• **Given data**
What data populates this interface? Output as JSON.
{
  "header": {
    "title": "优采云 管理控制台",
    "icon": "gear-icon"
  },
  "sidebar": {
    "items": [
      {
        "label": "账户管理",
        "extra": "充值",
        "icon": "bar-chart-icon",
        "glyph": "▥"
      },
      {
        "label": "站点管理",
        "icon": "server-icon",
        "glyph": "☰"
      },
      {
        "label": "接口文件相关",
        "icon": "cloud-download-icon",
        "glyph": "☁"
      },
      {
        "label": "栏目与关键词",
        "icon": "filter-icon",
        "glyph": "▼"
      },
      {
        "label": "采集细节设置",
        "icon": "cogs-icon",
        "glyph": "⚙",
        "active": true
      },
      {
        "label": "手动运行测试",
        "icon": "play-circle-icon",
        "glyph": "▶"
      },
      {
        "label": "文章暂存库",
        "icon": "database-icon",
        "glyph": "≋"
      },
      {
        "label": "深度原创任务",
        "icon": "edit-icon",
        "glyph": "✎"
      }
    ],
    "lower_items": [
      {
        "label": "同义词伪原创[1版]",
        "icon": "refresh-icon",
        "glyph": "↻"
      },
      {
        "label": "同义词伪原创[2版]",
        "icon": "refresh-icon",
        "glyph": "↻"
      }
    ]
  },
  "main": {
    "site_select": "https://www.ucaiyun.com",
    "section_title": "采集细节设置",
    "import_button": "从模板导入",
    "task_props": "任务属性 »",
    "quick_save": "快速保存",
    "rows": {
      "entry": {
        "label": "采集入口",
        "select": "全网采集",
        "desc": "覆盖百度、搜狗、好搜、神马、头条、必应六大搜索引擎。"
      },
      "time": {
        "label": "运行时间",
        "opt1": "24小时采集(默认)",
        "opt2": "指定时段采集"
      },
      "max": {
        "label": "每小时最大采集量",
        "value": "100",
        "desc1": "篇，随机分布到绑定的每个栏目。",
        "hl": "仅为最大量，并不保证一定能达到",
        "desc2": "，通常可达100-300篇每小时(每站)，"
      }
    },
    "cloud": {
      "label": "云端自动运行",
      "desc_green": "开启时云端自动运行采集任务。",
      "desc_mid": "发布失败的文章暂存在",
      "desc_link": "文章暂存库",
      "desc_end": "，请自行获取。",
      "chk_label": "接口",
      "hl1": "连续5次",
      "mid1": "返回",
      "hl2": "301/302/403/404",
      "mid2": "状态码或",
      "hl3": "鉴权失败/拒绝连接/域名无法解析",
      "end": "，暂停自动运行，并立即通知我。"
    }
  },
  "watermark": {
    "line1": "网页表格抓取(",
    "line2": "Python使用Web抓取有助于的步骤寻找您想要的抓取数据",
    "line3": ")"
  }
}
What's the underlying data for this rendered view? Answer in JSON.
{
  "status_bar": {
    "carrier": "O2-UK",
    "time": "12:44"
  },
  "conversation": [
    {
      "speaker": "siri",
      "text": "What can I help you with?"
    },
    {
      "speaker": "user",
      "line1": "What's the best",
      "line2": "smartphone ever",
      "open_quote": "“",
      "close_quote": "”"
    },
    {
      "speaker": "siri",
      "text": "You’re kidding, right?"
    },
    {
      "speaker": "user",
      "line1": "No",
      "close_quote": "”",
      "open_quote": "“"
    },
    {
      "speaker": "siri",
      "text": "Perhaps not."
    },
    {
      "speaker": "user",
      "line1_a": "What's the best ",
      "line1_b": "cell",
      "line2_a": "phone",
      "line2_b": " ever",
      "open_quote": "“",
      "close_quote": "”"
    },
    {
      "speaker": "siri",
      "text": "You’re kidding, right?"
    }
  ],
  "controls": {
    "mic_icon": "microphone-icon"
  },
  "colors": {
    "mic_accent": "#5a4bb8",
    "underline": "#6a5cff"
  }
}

• **What is being asked**
Copy exactly the line containing "What's the underlying" and every line after it, ending with the last line of the records above.

• **Correct output**
What's the underlying data for this rendered view? Answer in JSON.
{
  "status_bar": {
    "carrier": "O2-UK",
    "time": "12:44"
  },
  "conversation": [
    {
      "speaker": "siri",
      "text": "What can I help you with?"
    },
    {
      "speaker": "user",
      "line1": "What's the best",
      "line2": "smartphone ever",
      "open_quote": "“",
      "close_quote": "”"
    },
    {
      "speaker": "siri",
      "text": "You’re kidding, right?"
    },
    {
      "speaker": "user",
      "line1": "No",
      "close_quote": "”",
      "open_quote": "“"
    },
    {
      "speaker": "siri",
      "text": "Perhaps not."
    },
    {
      "speaker": "user",
      "line1_a": "What's the best ",
      "line1_b": "cell",
      "line2_a": "phone",
      "line2_b": " ever",
      "open_quote": "“",
      "close_quote": "”"
    },
    {
      "speaker": "siri",
      "text": "You’re kidding, right?"
    }
  ],
  "controls": {
    "mic_icon": "microphone-icon"
  },
  "colors": {
    "mic_accent": "#5a4bb8",
    "underline": "#6a5cff"
  }
}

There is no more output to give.